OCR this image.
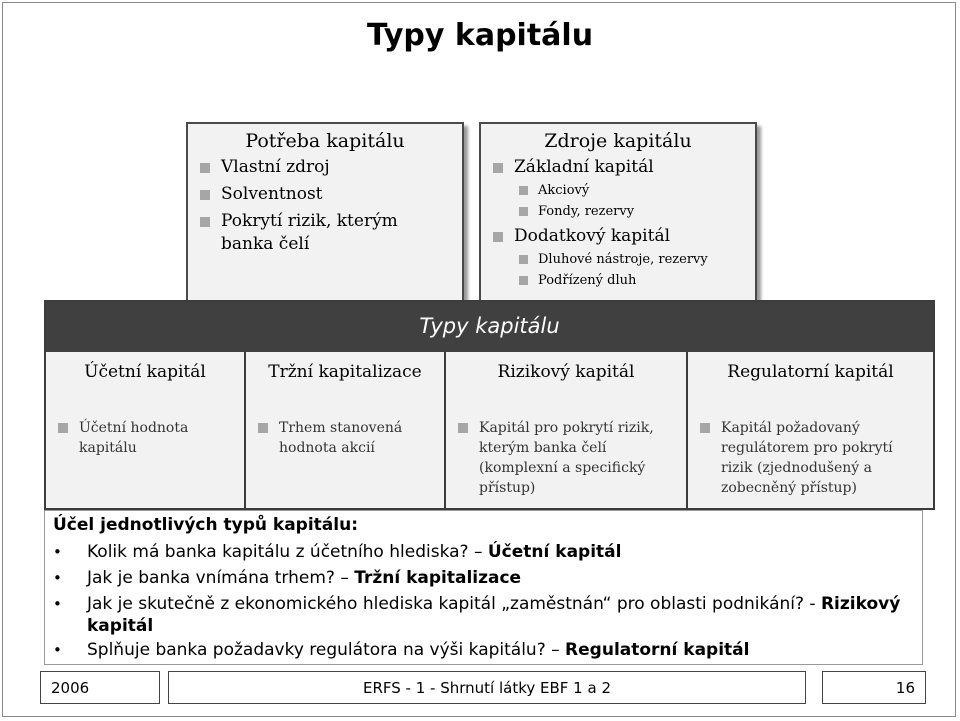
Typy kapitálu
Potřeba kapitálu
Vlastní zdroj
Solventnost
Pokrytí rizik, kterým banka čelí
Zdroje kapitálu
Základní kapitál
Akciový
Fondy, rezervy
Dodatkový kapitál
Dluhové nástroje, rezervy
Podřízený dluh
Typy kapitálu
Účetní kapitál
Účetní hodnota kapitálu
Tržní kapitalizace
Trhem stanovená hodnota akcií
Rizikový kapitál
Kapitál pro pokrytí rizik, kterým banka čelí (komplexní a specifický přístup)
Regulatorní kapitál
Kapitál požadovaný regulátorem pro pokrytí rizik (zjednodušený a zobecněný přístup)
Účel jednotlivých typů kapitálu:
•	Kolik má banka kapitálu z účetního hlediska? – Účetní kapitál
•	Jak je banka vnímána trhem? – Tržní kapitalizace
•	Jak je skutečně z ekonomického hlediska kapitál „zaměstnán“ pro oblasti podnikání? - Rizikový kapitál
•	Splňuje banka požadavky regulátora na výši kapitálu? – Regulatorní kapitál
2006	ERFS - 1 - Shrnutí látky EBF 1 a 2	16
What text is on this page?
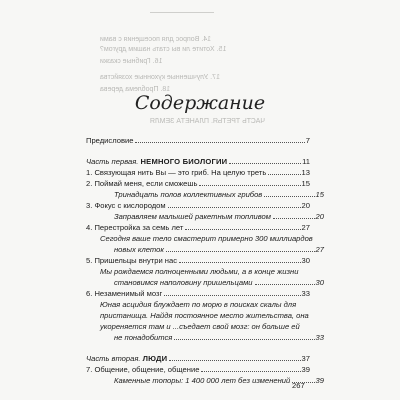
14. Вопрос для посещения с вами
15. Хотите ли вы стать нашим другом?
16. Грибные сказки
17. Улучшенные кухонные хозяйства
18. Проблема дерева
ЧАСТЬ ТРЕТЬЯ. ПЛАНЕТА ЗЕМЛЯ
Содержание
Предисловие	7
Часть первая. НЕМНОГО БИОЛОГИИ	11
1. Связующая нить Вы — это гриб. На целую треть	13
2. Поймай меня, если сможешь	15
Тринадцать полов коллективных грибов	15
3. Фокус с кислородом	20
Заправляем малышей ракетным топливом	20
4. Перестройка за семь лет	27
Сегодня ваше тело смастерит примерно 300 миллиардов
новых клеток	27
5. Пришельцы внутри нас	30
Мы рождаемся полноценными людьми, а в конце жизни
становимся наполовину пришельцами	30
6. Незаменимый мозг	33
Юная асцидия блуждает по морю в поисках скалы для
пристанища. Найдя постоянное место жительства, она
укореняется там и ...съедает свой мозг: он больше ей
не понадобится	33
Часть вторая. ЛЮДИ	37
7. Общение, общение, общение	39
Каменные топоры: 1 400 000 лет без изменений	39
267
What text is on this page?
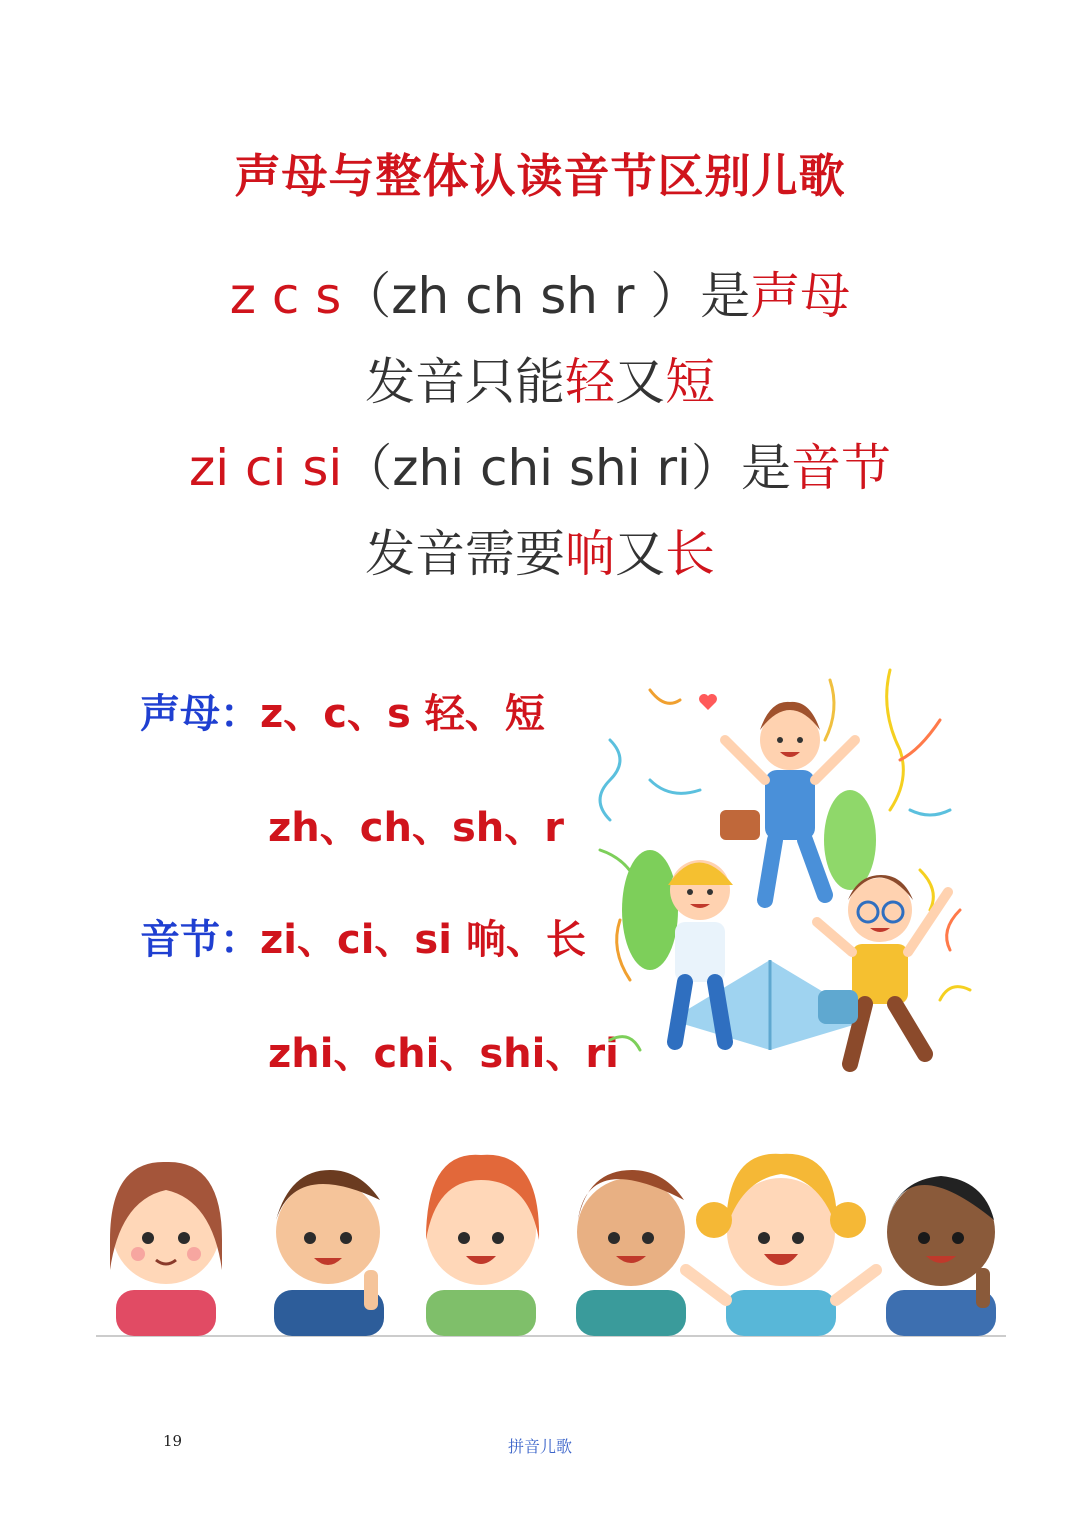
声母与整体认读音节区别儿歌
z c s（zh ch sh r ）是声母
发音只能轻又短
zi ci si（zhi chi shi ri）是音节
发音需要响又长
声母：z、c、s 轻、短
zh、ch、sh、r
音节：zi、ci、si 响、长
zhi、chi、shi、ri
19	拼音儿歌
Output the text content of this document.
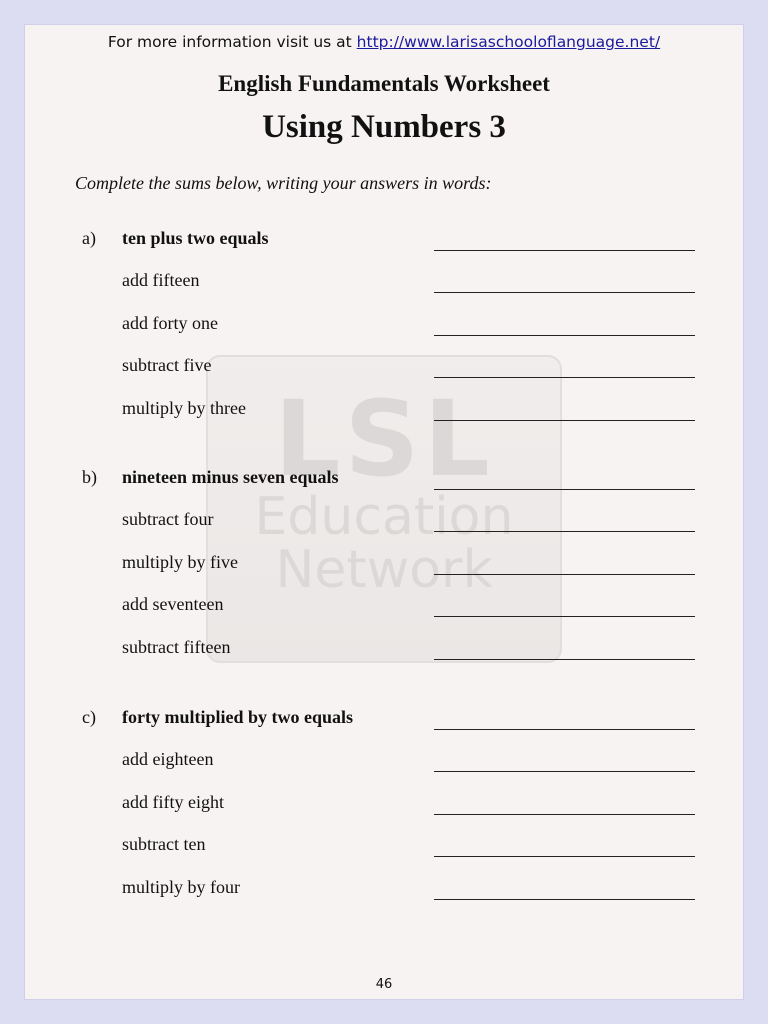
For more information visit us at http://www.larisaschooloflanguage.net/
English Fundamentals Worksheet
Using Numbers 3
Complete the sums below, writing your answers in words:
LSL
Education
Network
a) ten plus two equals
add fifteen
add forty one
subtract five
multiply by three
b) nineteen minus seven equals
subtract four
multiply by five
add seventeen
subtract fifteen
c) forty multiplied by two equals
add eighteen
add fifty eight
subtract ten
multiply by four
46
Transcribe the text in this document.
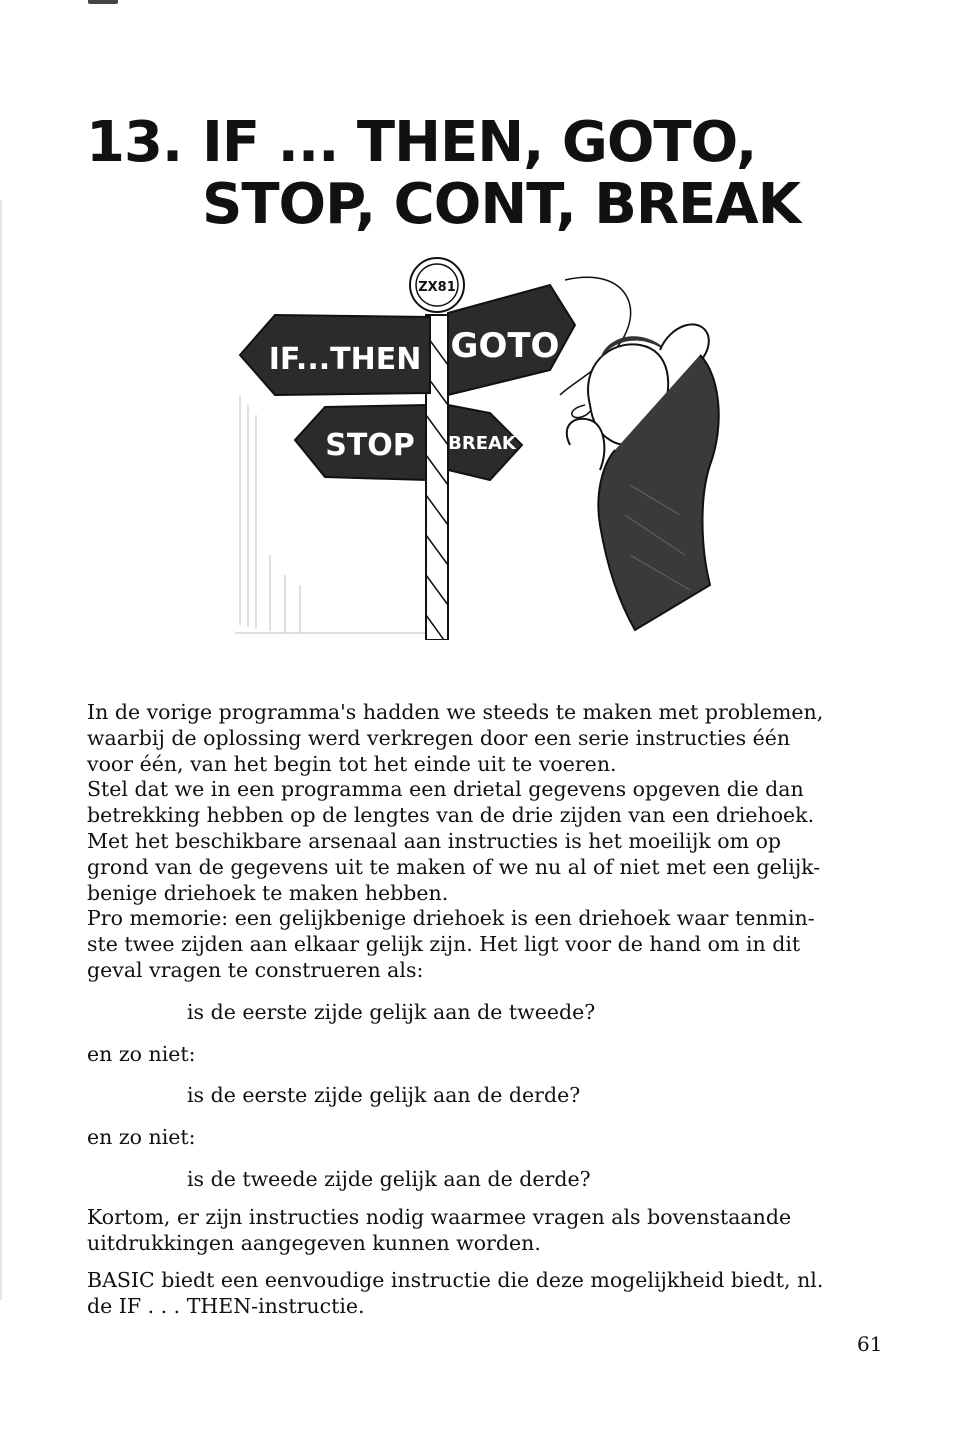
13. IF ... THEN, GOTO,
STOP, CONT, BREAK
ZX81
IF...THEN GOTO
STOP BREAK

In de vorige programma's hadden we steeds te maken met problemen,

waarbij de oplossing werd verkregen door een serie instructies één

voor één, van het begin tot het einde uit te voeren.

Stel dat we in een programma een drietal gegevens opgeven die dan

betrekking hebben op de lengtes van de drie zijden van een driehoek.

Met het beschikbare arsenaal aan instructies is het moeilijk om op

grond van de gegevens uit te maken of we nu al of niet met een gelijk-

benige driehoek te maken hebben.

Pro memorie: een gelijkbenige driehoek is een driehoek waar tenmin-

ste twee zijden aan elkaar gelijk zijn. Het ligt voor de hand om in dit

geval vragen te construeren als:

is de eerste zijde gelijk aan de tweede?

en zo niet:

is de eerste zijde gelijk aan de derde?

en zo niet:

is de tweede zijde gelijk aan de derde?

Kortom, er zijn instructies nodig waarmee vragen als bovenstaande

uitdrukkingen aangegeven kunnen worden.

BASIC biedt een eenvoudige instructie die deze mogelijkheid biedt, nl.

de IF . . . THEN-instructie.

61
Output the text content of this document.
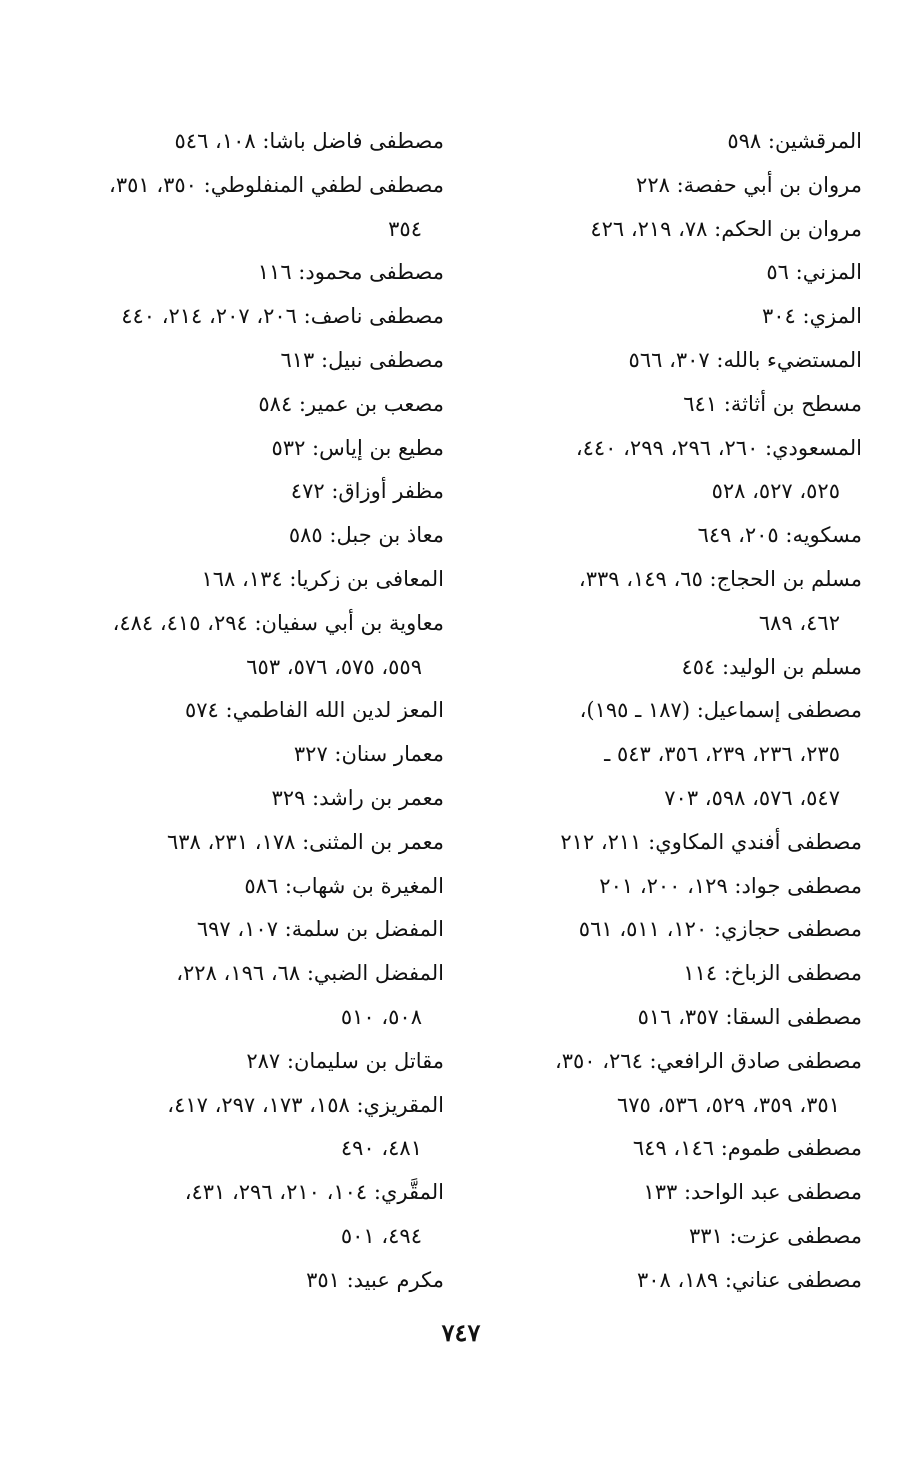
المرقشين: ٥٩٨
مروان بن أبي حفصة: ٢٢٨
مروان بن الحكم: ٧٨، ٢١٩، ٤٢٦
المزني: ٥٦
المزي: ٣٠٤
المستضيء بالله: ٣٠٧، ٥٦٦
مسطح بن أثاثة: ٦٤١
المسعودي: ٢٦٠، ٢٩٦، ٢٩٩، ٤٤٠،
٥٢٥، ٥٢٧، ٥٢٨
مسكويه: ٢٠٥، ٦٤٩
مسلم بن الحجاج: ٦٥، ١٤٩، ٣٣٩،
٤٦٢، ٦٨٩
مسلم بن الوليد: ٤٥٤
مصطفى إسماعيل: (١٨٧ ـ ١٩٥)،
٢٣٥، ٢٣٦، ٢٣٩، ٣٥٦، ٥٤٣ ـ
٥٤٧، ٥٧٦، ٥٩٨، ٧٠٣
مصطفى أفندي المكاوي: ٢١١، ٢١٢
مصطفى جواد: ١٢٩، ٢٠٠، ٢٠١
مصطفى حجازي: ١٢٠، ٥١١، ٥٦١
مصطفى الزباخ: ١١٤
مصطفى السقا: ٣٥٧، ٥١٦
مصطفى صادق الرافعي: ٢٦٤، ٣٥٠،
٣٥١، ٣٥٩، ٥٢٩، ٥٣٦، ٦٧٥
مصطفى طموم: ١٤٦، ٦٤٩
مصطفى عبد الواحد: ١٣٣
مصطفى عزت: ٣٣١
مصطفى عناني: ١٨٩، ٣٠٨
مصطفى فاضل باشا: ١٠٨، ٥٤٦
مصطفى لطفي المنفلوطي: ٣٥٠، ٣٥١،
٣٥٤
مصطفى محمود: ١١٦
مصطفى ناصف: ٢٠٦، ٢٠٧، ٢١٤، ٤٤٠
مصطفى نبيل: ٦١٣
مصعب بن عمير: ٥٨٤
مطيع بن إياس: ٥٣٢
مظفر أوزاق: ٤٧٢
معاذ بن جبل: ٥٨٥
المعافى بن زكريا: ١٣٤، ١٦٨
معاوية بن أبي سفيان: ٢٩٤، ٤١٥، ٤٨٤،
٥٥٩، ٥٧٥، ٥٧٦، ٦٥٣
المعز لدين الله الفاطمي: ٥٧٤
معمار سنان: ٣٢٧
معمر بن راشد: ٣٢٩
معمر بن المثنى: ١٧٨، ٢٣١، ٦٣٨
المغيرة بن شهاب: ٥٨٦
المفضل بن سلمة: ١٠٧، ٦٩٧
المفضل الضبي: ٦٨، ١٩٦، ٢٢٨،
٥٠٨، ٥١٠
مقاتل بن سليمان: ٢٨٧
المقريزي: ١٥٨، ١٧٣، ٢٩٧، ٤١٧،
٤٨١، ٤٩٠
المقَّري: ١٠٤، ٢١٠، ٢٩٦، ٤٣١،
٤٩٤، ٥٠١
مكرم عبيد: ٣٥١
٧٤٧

◆ **GIVEN REQUEST**
Copy every line that includes the string "derde" from the material above.

◆ **OUTPUT OF THE TASK**
is de eerste zijde gelijk aan de derde?
is de tweede zijde gelijk aan de derde?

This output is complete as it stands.